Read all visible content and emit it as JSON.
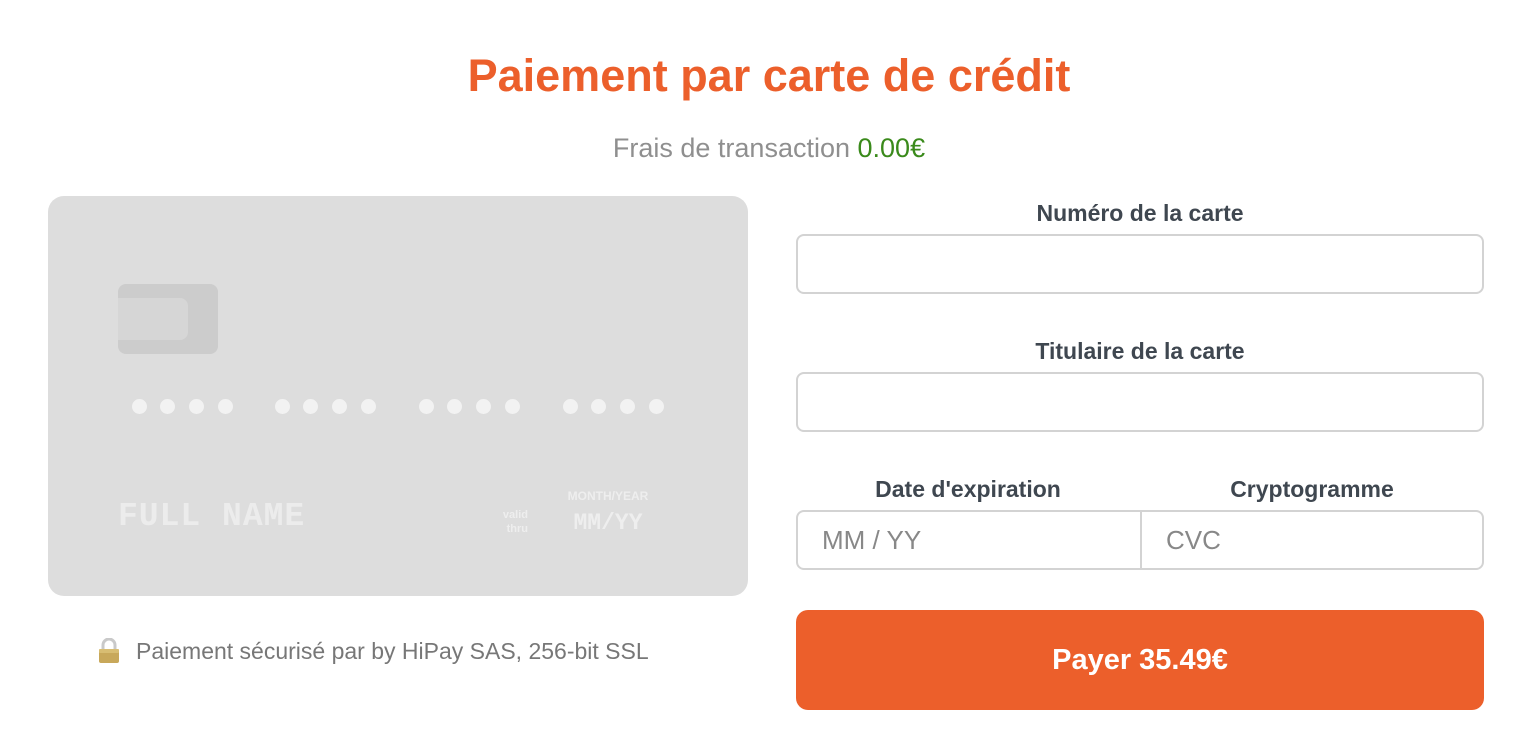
{
  "header": {
    "title": "Paiement par carte de crédit",
    "fee_label": "Frais de transaction",
    "fee_amount": "0.00€"
  },
  "card_preview": {
    "name_placeholder": "FULL NAME",
    "valid_thru_line1": "valid",
    "valid_thru_line2": "thru",
    "month_year_label": "MONTH/YEAR",
    "expiry_placeholder": "MM/YY",
    "number_groups": 4,
    "dots_per_group": 4
  },
  "secure_note": {
    "icon": "lock-icon",
    "text": "Paiement sécurisé par by HiPay SAS, 256-bit SSL"
  },
  "form": {
    "card_number": {
      "label": "Numéro de la carte",
      "value": "",
      "placeholder": ""
    },
    "card_holder": {
      "label": "Titulaire de la carte",
      "value": "",
      "placeholder": ""
    },
    "expiry": {
      "label": "Date d'expiration",
      "value": "",
      "placeholder": "MM / YY"
    },
    "cvc": {
      "label": "Cryptogramme",
      "value": "",
      "placeholder": "CVC"
    },
    "pay_button_label": "Payer 35.49€"
  },
  "colors": {
    "accent": "#ec5f2b",
    "fee_amount": "#3a8a1b",
    "card_background": "#dddddd"
  }
}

==============================

## What is expected:
Transcribe the full listing above exactly, with the images removed.

## In response:
Read all visible content and emit it as JSON.
{
  "header": {
    "title": "Paiement par carte de crédit",
    "fee_label": "Frais de transaction",
    "fee_amount": "0.00€"
  },
  "card_preview": {
    "name_placeholder": "FULL NAME",
    "valid_thru_line1": "valid",
    "valid_thru_line2": "thru",
    "month_year_label": "MONTH/YEAR",
    "expiry_placeholder": "MM/YY",
    "number_groups": 4,
    "dots_per_group": 4
  },
  "secure_note": {
    "icon": "lock-icon",
    "text": "Paiement sécurisé par by HiPay SAS, 256-bit SSL"
  },
  "form": {
    "card_number": {
      "label": "Numéro de la carte",
      "value": "",
      "placeholder": ""
    },
    "card_holder": {
      "label": "Titulaire de la carte",
      "value": "",
      "placeholder": ""
    },
    "expiry": {
      "label": "Date d'expiration",
      "value": "",
      "placeholder": "MM / YY"
    },
    "cvc": {
      "label": "Cryptogramme",
      "value": "",
      "placeholder": "CVC"
    },
    "pay_button_label": "Payer 35.49€"
  },
  "colors": {
    "accent": "#ec5f2b",
    "fee_amount": "#3a8a1b",
    "card_background": "#dddddd"
  }
}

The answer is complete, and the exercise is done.